**What to work on:** Select all lines holding the word "title" from the entries that follow.

[Records from a data source]
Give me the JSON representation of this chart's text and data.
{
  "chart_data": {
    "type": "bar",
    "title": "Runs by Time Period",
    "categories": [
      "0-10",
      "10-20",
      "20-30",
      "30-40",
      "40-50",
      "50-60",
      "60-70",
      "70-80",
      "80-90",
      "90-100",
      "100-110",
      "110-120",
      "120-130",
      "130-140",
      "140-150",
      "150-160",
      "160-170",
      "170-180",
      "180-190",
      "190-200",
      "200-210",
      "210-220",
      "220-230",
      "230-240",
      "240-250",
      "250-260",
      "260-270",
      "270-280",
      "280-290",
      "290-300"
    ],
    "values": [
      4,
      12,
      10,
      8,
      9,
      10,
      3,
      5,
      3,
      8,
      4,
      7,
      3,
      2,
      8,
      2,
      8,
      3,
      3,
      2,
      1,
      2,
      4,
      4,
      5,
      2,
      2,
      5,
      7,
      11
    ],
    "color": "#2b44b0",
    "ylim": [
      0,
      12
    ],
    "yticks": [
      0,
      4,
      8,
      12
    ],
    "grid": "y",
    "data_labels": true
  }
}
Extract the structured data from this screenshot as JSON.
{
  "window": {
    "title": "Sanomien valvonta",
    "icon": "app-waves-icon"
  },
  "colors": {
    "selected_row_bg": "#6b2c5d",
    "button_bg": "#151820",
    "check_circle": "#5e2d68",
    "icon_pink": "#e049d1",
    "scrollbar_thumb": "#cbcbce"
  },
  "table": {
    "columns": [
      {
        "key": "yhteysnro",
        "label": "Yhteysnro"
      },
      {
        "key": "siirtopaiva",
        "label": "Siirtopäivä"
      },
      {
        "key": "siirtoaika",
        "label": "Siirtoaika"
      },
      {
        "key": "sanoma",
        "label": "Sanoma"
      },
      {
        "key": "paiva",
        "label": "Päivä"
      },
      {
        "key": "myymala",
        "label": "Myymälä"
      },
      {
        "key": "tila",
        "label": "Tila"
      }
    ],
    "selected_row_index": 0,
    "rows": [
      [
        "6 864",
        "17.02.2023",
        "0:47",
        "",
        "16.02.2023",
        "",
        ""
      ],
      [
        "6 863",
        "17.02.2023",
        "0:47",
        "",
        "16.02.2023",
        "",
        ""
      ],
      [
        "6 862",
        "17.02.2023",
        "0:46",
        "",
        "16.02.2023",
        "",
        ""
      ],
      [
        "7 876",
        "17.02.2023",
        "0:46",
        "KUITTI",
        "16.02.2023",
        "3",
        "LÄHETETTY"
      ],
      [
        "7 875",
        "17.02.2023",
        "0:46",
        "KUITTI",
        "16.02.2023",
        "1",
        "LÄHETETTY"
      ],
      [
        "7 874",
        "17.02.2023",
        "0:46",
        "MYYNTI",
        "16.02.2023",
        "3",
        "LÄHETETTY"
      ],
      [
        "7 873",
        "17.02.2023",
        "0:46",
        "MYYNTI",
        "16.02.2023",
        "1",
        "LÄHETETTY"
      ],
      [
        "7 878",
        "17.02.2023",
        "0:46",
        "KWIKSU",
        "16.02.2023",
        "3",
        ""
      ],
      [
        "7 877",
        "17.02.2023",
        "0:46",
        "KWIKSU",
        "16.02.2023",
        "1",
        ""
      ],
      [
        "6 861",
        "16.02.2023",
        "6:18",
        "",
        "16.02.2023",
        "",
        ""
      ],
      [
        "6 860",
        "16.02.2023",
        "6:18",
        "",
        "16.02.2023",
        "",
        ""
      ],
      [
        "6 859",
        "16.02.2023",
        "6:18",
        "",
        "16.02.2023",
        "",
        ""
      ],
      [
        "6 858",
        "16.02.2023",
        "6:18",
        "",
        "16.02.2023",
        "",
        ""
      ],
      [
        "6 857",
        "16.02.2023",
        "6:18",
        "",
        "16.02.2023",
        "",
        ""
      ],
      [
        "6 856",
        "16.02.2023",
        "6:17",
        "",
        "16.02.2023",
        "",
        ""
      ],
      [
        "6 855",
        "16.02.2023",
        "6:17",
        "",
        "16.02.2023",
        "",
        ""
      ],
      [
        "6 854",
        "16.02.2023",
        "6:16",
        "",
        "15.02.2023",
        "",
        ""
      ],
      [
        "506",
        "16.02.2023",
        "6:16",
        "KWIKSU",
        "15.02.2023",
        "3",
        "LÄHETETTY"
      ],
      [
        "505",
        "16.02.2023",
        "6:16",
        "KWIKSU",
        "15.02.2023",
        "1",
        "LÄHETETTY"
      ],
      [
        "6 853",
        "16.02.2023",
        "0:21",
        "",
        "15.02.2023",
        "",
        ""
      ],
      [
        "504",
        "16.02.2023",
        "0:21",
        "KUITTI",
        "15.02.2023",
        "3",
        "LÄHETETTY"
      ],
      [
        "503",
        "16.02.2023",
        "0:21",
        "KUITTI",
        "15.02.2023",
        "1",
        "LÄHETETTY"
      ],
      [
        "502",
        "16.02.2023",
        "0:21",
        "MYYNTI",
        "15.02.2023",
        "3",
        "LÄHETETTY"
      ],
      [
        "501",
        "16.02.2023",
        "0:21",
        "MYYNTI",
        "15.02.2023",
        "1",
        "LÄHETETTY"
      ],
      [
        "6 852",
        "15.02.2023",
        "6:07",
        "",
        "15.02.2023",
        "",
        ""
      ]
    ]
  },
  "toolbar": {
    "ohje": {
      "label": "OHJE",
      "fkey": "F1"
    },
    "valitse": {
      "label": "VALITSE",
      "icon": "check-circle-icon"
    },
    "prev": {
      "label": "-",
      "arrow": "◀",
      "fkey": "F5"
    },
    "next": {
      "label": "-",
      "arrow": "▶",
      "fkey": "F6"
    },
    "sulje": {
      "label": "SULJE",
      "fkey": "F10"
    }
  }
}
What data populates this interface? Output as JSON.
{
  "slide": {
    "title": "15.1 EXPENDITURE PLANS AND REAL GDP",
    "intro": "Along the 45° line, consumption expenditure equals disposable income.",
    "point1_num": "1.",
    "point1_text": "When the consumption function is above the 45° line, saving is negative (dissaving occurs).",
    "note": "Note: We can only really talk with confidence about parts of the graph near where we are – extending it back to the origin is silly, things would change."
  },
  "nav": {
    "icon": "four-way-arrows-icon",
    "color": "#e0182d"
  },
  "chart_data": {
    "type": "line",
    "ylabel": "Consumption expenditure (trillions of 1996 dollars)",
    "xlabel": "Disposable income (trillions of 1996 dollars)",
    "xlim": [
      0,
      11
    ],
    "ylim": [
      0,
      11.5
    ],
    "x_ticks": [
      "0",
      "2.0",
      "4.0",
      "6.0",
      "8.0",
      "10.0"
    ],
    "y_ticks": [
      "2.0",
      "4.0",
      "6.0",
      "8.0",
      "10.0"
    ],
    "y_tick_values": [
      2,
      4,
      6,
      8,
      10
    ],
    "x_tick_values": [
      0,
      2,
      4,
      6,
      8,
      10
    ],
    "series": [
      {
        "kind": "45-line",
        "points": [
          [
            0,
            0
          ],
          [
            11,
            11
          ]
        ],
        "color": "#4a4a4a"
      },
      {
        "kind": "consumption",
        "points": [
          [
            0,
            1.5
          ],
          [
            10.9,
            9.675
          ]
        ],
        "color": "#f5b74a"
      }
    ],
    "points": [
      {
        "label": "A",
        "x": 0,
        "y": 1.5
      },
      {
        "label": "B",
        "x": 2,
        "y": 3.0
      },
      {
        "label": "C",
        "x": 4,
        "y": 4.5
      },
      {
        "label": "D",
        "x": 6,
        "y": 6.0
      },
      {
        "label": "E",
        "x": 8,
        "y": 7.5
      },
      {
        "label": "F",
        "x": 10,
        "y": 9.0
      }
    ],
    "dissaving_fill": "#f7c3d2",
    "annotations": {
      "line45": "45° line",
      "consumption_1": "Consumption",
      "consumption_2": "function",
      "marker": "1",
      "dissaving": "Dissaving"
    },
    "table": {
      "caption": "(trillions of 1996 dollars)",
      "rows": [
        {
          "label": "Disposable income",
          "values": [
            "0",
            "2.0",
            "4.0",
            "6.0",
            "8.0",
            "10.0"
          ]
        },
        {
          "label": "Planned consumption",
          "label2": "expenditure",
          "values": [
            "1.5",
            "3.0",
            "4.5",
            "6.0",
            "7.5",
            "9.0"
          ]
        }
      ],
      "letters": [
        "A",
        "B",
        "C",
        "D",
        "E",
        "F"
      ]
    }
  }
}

**Answer to the exercise:**
    "title": "Runs by Time Period",
    "title": "Sanomien valvonta",
    "title": "15.1 EXPENDITURE PLANS AND REAL GDP",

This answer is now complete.